CHALLENGE :: Extract the lines that hold the string "JSON".

DATA TO PROCESS ::

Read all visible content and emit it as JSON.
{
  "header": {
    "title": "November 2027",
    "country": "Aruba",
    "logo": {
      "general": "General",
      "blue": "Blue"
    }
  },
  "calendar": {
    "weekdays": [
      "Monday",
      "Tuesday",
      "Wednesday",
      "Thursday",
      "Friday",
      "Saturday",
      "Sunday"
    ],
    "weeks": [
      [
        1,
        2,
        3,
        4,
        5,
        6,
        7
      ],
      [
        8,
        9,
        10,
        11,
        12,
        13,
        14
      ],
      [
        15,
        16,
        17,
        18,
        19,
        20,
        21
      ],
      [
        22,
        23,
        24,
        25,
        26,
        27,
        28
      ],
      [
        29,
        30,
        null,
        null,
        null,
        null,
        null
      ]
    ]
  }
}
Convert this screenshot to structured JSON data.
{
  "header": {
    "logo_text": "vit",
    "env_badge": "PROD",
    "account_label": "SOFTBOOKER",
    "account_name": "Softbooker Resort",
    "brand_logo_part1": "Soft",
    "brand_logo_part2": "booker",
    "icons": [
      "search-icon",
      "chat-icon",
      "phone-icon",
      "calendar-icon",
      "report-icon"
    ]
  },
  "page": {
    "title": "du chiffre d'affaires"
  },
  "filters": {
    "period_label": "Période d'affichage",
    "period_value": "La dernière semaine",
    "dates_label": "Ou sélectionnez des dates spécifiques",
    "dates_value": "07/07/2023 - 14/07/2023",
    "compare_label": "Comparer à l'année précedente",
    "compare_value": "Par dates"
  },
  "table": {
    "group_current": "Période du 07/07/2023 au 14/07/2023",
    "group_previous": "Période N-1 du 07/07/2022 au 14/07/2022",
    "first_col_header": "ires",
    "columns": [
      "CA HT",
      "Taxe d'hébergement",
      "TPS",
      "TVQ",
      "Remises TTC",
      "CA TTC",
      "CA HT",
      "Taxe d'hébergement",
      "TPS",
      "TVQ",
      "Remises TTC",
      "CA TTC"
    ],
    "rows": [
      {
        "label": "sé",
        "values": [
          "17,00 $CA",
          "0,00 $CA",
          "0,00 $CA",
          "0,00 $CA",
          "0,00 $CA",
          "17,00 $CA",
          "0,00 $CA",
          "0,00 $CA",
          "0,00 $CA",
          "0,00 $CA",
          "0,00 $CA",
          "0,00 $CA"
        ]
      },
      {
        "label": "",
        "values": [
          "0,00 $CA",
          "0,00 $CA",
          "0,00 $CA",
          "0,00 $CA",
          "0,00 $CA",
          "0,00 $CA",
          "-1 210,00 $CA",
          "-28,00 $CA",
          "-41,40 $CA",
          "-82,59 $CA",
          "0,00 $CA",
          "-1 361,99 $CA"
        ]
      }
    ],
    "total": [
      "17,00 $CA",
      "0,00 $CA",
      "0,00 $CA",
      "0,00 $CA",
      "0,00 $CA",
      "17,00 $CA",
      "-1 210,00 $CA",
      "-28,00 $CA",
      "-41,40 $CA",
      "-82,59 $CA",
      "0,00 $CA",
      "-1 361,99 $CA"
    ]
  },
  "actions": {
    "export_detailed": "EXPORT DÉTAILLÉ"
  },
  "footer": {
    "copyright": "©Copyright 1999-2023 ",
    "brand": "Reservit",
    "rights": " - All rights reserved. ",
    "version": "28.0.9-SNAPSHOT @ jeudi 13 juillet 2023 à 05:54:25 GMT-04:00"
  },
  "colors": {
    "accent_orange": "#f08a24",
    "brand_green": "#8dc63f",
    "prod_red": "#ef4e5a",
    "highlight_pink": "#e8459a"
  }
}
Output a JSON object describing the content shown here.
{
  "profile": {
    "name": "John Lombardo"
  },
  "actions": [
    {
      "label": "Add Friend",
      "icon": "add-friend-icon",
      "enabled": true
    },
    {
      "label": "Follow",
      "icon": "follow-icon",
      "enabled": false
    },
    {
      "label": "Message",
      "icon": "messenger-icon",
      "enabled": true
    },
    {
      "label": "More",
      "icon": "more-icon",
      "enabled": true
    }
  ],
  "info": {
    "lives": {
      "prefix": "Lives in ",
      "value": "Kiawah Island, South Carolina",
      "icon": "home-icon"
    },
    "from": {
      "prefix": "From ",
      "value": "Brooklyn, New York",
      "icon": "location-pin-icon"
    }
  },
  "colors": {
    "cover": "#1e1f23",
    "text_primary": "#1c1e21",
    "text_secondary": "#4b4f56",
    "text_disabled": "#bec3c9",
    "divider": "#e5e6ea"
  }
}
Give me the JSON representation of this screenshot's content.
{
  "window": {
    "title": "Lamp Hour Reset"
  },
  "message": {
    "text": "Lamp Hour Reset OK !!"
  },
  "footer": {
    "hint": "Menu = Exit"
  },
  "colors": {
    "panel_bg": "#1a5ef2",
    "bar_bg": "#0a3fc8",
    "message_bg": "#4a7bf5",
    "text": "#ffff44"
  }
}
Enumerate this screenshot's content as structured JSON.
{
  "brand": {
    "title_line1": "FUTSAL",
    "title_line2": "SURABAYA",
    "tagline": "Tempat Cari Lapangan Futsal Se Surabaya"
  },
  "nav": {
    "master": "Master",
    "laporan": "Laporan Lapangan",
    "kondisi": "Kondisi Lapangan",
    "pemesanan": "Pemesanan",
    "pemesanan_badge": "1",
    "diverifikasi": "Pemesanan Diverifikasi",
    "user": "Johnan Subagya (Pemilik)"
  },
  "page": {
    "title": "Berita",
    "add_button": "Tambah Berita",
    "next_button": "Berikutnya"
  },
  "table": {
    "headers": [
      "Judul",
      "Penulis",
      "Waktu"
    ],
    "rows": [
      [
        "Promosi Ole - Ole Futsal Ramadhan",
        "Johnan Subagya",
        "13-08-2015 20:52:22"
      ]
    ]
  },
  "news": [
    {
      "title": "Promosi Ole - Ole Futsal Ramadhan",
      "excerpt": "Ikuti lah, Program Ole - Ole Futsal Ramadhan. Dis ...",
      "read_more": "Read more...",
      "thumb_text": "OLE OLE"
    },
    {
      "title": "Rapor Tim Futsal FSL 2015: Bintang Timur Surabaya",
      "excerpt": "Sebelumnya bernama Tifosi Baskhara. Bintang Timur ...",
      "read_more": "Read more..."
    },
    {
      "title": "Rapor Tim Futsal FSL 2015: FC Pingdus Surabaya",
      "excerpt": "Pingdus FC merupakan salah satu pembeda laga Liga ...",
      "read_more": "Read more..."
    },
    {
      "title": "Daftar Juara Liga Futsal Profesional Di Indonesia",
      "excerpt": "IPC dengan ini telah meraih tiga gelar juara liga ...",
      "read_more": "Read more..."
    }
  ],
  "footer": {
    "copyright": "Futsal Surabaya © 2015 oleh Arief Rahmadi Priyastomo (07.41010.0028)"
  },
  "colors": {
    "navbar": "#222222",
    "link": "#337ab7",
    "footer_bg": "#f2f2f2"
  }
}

THE RESPONSE ::
Read all visible content and emit it as JSON.
Convert this screenshot to structured JSON data.
Output a JSON object describing the content shown here.
Give me the JSON representation of this screenshot's content.
Enumerate this screenshot's content as structured JSON.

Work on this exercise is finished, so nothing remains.